Out of the lines below, please list those that hold the string "this".

++++ Records for the task ++++

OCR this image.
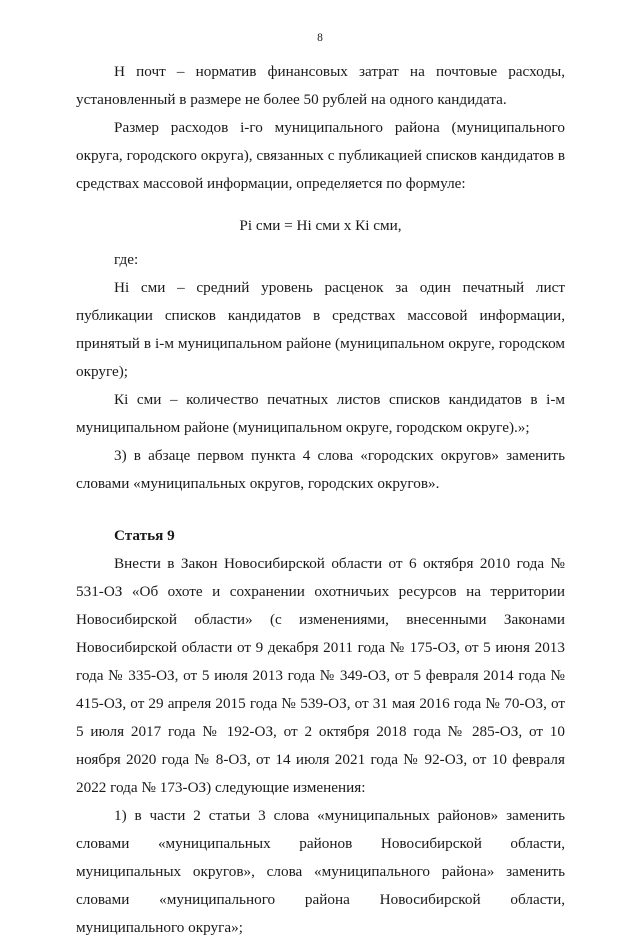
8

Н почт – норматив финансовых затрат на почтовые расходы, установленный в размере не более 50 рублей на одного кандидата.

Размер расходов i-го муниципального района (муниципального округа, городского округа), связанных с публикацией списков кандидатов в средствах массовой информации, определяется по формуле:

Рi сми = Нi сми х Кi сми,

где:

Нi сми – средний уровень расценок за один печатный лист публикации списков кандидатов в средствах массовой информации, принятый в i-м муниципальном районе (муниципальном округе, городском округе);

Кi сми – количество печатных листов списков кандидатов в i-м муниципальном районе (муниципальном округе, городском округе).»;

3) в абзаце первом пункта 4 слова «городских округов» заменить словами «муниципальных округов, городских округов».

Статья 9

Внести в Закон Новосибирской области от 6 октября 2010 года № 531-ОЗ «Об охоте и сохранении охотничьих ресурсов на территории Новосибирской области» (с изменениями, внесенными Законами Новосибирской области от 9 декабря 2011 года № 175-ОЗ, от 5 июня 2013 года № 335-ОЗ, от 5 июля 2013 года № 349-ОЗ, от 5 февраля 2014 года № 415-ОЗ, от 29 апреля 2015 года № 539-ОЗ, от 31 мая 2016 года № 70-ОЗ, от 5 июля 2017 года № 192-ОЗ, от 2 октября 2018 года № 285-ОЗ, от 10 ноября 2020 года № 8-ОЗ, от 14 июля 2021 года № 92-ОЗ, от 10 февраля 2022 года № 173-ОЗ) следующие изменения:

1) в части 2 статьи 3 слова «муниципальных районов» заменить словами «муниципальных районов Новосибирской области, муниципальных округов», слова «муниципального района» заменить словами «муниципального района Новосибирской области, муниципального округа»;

++++
++++ Records for the task ++++

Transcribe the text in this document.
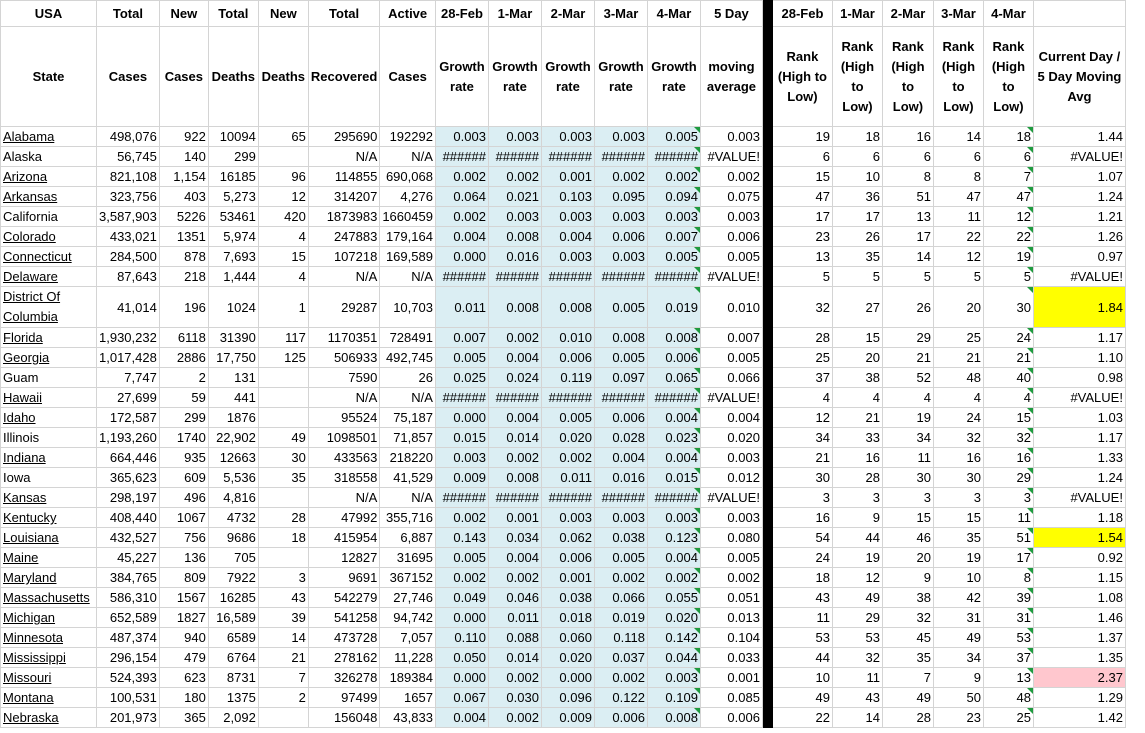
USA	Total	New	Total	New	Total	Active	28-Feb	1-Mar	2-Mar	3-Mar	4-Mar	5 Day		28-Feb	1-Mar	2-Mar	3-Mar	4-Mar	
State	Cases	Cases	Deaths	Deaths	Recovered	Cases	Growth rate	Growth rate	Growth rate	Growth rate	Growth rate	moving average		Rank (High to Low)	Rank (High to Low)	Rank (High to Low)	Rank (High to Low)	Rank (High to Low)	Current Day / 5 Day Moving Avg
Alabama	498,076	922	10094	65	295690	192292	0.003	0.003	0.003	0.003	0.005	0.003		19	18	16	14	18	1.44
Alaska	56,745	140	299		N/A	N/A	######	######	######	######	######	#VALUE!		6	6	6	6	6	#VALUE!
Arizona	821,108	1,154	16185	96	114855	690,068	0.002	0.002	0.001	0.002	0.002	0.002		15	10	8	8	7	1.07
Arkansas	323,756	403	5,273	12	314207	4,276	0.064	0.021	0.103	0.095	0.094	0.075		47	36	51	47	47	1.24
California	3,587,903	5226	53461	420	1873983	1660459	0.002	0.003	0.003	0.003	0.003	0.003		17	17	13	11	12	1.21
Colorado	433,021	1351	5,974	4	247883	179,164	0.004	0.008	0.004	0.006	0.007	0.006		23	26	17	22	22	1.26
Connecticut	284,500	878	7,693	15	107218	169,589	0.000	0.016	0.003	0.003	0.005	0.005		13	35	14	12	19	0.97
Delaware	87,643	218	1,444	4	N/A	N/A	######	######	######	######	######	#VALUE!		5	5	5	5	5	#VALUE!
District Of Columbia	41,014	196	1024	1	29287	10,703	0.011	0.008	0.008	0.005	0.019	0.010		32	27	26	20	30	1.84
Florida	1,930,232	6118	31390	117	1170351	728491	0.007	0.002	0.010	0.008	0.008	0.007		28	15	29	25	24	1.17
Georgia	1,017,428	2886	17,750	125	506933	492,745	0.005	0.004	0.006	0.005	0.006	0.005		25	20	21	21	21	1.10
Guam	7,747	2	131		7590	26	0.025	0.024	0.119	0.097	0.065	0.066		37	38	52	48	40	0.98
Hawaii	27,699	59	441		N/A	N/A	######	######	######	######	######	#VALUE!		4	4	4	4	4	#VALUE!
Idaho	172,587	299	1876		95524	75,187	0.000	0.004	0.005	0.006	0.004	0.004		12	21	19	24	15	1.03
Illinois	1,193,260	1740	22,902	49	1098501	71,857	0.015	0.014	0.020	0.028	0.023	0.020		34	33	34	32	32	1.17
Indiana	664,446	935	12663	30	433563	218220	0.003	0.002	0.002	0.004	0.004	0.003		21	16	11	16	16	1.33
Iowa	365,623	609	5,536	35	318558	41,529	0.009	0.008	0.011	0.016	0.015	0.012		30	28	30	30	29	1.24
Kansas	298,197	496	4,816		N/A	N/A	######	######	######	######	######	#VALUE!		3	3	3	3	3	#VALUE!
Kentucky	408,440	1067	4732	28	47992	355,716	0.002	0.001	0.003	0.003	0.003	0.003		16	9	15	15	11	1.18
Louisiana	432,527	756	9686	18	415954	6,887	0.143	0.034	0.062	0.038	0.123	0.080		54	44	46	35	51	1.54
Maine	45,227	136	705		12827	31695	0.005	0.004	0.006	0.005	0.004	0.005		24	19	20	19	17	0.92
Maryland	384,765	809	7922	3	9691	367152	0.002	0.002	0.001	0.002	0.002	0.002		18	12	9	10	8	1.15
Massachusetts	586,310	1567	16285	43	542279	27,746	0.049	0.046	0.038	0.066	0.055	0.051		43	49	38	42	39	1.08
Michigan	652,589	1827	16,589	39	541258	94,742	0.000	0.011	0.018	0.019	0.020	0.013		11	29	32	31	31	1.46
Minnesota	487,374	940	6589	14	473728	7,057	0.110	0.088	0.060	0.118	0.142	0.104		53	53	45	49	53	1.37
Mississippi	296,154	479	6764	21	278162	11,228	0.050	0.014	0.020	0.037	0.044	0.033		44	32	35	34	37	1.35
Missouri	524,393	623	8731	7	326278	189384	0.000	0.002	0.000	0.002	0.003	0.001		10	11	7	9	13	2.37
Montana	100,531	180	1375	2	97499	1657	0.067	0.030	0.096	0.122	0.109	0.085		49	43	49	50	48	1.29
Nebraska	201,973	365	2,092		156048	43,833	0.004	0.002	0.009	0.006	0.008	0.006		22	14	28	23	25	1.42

++++

— Written solution —
OCR this image.
Transcribe the text in this document.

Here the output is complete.